Work to do ▸ Find each line with the word "จำนวนผ" and copy it.

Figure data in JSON
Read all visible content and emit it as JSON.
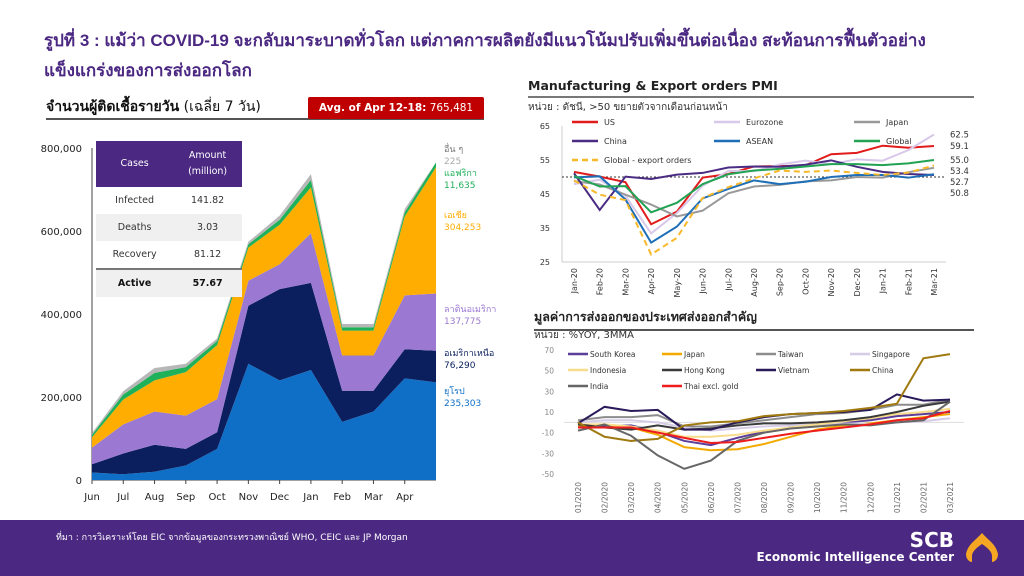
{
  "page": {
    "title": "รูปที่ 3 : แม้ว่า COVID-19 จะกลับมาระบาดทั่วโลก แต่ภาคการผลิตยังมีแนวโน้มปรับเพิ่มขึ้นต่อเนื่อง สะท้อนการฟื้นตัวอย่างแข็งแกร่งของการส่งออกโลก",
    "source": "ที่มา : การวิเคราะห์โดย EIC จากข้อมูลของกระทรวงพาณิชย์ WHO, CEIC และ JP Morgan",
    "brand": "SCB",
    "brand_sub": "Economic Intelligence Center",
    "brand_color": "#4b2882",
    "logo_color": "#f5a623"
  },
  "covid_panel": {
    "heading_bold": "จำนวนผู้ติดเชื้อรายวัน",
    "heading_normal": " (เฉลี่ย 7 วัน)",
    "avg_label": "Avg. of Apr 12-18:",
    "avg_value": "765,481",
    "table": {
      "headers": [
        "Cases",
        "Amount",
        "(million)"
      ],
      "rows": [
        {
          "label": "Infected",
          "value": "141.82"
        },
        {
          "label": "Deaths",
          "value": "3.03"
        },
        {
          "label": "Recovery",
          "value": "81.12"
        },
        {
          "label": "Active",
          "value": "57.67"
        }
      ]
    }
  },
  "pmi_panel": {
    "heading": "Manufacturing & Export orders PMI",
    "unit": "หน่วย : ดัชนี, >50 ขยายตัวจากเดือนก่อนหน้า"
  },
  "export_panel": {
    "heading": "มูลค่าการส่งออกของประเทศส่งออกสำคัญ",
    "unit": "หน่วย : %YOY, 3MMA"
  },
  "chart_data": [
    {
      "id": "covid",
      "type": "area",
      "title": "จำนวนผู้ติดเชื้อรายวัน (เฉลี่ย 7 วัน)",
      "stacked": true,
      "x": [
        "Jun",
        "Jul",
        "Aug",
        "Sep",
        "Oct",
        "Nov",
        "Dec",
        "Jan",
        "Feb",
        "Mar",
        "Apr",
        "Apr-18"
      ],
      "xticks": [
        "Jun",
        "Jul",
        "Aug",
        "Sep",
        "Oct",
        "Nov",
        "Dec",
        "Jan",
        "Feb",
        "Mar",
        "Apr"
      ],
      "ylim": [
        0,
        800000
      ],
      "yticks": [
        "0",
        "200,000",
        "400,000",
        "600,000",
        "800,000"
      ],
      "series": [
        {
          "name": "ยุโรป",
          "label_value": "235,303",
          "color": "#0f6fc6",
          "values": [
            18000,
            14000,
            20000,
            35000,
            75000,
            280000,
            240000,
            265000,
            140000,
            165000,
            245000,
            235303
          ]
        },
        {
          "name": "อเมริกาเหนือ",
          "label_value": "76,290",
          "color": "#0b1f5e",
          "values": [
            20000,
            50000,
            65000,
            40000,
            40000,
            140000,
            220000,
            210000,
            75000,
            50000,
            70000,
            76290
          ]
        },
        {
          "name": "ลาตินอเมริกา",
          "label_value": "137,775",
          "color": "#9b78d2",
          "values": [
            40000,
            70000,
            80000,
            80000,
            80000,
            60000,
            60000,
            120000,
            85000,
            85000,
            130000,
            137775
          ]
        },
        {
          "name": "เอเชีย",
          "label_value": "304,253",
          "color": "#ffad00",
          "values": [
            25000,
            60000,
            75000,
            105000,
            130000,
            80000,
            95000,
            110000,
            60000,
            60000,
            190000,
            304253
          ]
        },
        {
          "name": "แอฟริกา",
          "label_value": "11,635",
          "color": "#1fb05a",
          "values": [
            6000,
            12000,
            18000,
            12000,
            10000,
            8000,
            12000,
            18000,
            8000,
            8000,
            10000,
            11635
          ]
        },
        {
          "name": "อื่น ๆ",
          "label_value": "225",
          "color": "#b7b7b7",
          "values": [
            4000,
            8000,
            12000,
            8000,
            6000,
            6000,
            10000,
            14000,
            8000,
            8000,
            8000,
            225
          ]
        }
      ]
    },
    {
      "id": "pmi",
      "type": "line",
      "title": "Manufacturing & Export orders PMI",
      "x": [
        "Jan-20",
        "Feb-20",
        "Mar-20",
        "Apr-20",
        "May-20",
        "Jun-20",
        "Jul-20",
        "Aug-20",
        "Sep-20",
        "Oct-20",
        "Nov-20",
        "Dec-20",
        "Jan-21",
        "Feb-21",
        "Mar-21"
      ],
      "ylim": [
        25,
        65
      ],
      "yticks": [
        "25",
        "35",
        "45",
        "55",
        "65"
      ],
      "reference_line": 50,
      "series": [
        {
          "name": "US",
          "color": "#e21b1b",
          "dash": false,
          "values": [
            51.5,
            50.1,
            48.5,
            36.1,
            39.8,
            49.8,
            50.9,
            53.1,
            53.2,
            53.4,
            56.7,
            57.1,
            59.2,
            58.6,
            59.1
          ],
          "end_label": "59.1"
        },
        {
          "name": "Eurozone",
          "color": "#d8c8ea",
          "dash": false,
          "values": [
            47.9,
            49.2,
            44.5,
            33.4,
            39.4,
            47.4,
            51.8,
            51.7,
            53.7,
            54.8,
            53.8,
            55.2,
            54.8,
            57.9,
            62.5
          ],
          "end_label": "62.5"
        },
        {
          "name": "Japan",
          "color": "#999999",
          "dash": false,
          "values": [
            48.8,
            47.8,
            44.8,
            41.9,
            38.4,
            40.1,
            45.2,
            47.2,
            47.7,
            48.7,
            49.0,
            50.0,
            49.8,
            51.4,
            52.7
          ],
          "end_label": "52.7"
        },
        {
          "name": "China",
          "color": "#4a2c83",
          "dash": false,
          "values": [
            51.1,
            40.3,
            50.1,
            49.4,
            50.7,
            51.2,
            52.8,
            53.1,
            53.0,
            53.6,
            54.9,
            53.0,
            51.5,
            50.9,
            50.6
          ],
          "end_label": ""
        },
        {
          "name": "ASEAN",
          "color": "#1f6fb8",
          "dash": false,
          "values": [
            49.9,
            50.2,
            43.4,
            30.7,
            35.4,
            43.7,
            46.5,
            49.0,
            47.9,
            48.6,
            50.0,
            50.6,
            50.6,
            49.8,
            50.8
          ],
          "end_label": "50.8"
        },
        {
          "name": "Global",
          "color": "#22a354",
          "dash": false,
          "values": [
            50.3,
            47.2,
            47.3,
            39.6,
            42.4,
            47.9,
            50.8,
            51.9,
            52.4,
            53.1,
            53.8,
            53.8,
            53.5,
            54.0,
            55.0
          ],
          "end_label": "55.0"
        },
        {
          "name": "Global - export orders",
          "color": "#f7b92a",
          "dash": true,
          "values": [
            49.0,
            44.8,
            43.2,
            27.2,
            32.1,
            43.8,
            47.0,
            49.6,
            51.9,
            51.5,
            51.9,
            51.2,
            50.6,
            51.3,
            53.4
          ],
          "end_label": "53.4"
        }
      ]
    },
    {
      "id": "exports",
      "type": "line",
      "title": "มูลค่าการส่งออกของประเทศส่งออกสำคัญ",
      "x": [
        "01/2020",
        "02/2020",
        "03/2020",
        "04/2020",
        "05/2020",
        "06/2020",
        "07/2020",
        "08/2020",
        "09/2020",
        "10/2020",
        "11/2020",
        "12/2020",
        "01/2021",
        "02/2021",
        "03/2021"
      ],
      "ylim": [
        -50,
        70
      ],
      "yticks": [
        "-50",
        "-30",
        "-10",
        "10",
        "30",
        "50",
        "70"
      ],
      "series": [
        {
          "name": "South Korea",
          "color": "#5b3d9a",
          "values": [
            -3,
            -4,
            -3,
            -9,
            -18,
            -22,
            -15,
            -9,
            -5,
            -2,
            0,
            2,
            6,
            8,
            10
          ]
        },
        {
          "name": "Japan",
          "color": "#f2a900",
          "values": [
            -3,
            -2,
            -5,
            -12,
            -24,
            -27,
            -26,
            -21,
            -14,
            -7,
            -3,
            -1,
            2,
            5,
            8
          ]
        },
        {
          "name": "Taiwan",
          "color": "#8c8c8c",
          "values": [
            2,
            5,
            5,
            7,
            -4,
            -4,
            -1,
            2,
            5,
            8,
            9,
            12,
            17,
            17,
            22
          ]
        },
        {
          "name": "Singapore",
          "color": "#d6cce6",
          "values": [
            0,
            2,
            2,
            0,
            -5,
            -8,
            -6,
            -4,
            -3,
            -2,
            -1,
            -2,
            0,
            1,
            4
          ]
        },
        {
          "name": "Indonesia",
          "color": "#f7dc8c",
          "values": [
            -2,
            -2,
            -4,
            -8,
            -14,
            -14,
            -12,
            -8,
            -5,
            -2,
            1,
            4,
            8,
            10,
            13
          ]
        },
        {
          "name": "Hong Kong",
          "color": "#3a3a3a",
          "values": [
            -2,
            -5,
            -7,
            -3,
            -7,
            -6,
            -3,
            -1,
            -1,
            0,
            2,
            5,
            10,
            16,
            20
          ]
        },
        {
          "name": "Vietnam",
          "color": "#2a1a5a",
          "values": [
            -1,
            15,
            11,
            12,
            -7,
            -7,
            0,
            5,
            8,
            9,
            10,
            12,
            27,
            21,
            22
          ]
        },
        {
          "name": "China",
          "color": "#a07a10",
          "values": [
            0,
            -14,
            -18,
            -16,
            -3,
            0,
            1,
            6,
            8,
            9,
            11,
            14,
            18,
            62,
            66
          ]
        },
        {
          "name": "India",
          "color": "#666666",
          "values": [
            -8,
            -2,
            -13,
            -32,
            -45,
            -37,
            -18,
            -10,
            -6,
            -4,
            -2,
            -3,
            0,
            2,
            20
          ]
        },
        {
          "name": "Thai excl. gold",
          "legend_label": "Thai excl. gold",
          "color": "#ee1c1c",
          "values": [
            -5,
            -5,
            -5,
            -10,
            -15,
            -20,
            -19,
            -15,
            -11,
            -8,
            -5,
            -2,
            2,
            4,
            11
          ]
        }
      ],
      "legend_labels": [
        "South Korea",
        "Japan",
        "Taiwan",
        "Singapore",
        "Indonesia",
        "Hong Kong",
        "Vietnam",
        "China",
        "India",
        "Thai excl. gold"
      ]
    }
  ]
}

Task answer ▸
    "heading_bold": "จำนวนผู้ติดเชื้อรายวัน",
      "title": "จำนวนผู้ติดเชื้อรายวัน (เฉลี่ย 7 วัน)",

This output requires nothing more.